◆ Material
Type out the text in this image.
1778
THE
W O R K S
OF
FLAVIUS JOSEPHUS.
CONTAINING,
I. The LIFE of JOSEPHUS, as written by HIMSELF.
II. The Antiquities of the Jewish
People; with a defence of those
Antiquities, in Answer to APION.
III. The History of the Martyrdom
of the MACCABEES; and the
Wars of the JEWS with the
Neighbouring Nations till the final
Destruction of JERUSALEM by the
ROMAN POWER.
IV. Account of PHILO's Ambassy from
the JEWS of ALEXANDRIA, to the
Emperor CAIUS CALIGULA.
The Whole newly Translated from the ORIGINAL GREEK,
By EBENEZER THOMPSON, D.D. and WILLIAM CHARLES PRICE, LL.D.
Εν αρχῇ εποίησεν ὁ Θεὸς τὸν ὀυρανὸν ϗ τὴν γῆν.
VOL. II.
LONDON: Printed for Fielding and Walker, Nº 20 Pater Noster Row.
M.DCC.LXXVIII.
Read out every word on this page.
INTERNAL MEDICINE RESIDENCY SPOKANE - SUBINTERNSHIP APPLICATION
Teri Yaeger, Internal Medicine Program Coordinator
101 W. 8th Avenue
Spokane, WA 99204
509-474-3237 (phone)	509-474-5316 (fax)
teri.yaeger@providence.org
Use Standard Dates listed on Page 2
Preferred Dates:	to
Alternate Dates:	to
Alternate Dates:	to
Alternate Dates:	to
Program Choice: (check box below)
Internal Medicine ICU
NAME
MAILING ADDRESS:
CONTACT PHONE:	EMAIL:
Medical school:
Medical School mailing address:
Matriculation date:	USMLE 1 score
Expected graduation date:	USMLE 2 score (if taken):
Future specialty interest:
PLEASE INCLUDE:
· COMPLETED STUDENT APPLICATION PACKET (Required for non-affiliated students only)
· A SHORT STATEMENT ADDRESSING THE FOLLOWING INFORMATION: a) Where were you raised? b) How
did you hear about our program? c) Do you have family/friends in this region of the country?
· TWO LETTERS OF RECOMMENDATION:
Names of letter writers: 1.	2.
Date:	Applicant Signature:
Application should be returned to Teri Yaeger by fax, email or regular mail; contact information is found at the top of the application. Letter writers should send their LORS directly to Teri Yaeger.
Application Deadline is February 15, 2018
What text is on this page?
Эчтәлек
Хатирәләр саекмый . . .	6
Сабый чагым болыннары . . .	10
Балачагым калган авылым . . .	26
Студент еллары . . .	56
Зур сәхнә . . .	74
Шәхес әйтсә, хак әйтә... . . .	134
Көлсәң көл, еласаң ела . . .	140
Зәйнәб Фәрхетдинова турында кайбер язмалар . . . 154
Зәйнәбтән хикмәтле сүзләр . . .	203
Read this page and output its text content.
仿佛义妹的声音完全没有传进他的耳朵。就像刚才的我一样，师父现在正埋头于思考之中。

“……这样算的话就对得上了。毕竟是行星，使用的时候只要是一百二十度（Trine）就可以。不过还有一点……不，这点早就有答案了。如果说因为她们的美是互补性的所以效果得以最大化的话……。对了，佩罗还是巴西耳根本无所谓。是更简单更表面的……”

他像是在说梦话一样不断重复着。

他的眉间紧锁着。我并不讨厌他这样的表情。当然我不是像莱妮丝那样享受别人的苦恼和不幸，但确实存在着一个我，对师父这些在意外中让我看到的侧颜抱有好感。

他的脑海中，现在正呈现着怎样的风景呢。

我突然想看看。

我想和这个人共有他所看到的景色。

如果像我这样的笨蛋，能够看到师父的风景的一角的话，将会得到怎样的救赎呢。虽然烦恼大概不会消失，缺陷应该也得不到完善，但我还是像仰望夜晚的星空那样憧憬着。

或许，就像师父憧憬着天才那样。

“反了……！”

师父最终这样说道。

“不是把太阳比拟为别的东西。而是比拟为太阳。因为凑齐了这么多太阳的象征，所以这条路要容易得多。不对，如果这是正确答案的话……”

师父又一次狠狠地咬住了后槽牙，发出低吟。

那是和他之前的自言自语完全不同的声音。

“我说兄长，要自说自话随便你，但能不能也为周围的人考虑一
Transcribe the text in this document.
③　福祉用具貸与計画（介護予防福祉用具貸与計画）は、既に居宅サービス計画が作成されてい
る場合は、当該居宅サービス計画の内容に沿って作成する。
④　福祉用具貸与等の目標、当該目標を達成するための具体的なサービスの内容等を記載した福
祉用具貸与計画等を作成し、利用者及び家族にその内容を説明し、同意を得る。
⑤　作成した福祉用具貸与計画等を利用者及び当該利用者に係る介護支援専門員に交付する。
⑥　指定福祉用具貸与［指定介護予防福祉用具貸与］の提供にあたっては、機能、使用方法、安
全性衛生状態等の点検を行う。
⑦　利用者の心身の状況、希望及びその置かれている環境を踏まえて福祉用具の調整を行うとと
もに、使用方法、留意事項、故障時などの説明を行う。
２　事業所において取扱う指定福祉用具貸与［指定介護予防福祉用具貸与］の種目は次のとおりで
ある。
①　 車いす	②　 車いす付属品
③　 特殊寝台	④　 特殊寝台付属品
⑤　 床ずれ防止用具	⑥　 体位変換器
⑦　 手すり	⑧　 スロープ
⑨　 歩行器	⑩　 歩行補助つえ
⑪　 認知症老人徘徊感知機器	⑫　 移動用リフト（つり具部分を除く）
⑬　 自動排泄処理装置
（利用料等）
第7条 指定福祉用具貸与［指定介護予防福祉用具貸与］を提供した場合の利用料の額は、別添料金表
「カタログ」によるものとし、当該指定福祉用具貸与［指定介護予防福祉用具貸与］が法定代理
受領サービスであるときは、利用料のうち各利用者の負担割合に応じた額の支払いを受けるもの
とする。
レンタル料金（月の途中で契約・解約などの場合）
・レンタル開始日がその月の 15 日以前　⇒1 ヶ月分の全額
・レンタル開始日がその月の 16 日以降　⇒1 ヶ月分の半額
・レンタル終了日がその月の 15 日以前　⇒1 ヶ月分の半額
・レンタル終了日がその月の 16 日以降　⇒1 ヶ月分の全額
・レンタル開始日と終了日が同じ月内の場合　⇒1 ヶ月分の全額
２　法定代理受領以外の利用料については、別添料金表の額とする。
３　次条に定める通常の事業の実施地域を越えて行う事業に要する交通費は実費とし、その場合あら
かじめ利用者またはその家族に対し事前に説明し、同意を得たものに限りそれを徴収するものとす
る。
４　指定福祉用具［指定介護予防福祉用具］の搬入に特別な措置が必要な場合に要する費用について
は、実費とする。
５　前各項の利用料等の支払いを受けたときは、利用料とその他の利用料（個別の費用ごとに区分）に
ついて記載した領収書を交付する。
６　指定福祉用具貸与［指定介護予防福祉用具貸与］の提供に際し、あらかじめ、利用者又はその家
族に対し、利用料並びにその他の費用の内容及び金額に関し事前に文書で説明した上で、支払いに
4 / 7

◆ Problem statement
Select all lines in the listing above where the word "Read" appears, and show them.

◆ Exercise response
Read out every word on this page.
Read this page and output its text content.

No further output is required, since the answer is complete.